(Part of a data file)
((
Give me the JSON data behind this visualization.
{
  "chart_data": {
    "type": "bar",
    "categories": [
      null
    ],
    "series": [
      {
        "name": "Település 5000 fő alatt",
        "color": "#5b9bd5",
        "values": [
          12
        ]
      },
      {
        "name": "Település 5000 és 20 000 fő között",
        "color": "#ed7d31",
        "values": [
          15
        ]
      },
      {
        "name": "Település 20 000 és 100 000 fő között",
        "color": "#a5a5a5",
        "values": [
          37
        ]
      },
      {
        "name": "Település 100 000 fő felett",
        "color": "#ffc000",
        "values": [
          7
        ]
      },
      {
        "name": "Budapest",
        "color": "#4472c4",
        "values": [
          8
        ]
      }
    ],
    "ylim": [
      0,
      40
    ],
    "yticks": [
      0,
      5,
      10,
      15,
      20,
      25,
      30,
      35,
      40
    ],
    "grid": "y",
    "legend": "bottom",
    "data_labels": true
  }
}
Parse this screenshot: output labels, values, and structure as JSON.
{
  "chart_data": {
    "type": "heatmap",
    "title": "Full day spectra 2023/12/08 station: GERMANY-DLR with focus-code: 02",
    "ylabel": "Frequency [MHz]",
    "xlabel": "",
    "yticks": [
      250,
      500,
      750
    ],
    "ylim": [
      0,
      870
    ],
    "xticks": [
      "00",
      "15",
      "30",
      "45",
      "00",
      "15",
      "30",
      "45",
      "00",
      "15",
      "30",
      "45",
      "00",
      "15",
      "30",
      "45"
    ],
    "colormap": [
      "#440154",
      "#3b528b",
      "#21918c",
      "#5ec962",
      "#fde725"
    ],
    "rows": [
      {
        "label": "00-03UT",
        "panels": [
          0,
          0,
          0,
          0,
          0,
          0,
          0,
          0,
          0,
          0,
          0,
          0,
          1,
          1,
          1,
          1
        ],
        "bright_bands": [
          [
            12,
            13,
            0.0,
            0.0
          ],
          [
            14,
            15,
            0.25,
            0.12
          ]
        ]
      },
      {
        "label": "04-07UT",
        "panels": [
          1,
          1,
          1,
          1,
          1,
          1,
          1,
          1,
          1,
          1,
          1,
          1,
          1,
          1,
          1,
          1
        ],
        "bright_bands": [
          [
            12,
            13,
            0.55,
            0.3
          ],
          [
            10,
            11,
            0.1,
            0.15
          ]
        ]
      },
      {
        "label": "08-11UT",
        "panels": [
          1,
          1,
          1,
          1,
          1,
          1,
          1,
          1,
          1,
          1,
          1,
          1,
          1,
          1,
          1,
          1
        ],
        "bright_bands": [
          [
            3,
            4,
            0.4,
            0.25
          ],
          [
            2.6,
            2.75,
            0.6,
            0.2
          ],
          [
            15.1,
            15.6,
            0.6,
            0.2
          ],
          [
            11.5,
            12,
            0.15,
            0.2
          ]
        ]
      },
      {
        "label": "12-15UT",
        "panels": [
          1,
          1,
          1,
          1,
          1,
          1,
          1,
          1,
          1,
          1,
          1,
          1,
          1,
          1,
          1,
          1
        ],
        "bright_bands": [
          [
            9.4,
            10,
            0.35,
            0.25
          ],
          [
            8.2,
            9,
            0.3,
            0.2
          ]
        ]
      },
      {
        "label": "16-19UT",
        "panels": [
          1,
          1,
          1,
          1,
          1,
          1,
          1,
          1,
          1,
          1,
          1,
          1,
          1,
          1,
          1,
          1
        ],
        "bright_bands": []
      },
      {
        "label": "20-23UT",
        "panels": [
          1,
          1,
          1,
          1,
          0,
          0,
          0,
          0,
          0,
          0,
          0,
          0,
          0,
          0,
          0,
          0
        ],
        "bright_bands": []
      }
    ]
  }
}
))
=== WHAT YOU NEED TO DO ===
Exactly as they are written, print the entries again.

=== TASK OUTPUT ===
Give me the JSON data behind this visualization.
{
  "chart_data": {
    "type": "bar",
    "categories": [
      null
    ],
    "series": [
      {
        "name": "Település 5000 fő alatt",
        "color": "#5b9bd5",
        "values": [
          12
        ]
      },
      {
        "name": "Település 5000 és 20 000 fő között",
        "color": "#ed7d31",
        "values": [
          15
        ]
      },
      {
        "name": "Település 20 000 és 100 000 fő között",
        "color": "#a5a5a5",
        "values": [
          37
        ]
      },
      {
        "name": "Település 100 000 fő felett",
        "color": "#ffc000",
        "values": [
          7
        ]
      },
      {
        "name": "Budapest",
        "color": "#4472c4",
        "values": [
          8
        ]
      }
    ],
    "ylim": [
      0,
      40
    ],
    "yticks": [
      0,
      5,
      10,
      15,
      20,
      25,
      30,
      35,
      40
    ],
    "grid": "y",
    "legend": "bottom",
    "data_labels": true
  }
}
Parse this screenshot: output labels, values, and structure as JSON.
{
  "chart_data": {
    "type": "heatmap",
    "title": "Full day spectra 2023/12/08 station: GERMANY-DLR with focus-code: 02",
    "ylabel": "Frequency [MHz]",
    "xlabel": "",
    "yticks": [
      250,
      500,
      750
    ],
    "ylim": [
      0,
      870
    ],
    "xticks": [
      "00",
      "15",
      "30",
      "45",
      "00",
      "15",
      "30",
      "45",
      "00",
      "15",
      "30",
      "45",
      "00",
      "15",
      "30",
      "45"
    ],
    "colormap": [
      "#440154",
      "#3b528b",
      "#21918c",
      "#5ec962",
      "#fde725"
    ],
    "rows": [
      {
        "label": "00-03UT",
        "panels": [
          0,
          0,
          0,
          0,
          0,
          0,
          0,
          0,
          0,
          0,
          0,
          0,
          1,
          1,
          1,
          1
        ],
        "bright_bands": [
          [
            12,
            13,
            0.0,
            0.0
          ],
          [
            14,
            15,
            0.25,
            0.12
          ]
        ]
      },
      {
        "label": "04-07UT",
        "panels": [
          1,
          1,
          1,
          1,
          1,
          1,
          1,
          1,
          1,
          1,
          1,
          1,
          1,
          1,
          1,
          1
        ],
        "bright_bands": [
          [
            12,
            13,
            0.55,
            0.3
          ],
          [
            10,
            11,
            0.1,
            0.15
          ]
        ]
      },
      {
        "label": "08-11UT",
        "panels": [
          1,
          1,
          1,
          1,
          1,
          1,
          1,
          1,
          1,
          1,
          1,
          1,
          1,
          1,
          1,
          1
        ],
        "bright_bands": [
          [
            3,
            4,
            0.4,
            0.25
          ],
          [
            2.6,
            2.75,
            0.6,
            0.2
          ],
          [
            15.1,
            15.6,
            0.6,
            0.2
          ],
          [
            11.5,
            12,
            0.15,
            0.2
          ]
        ]
      },
      {
        "label": "12-15UT",
        "panels": [
          1,
          1,
          1,
          1,
          1,
          1,
          1,
          1,
          1,
          1,
          1,
          1,
          1,
          1,
          1,
          1
        ],
        "bright_bands": [
          [
            9.4,
            10,
            0.35,
            0.25
          ],
          [
            8.2,
            9,
            0.3,
            0.2
          ]
        ]
      },
      {
        "label": "16-19UT",
        "panels": [
          1,
          1,
          1,
          1,
          1,
          1,
          1,
          1,
          1,
          1,
          1,
          1,
          1,
          1,
          1,
          1
        ],
        "bright_bands": []
      },
      {
        "label": "20-23UT",
        "panels": [
          1,
          1,
          1,
          1,
          0,
          0,
          0,
          0,
          0,
          0,
          0,
          0,
          0,
          0,
          0,
          0
        ],
        "bright_bands": []
      }
    ]
  }
}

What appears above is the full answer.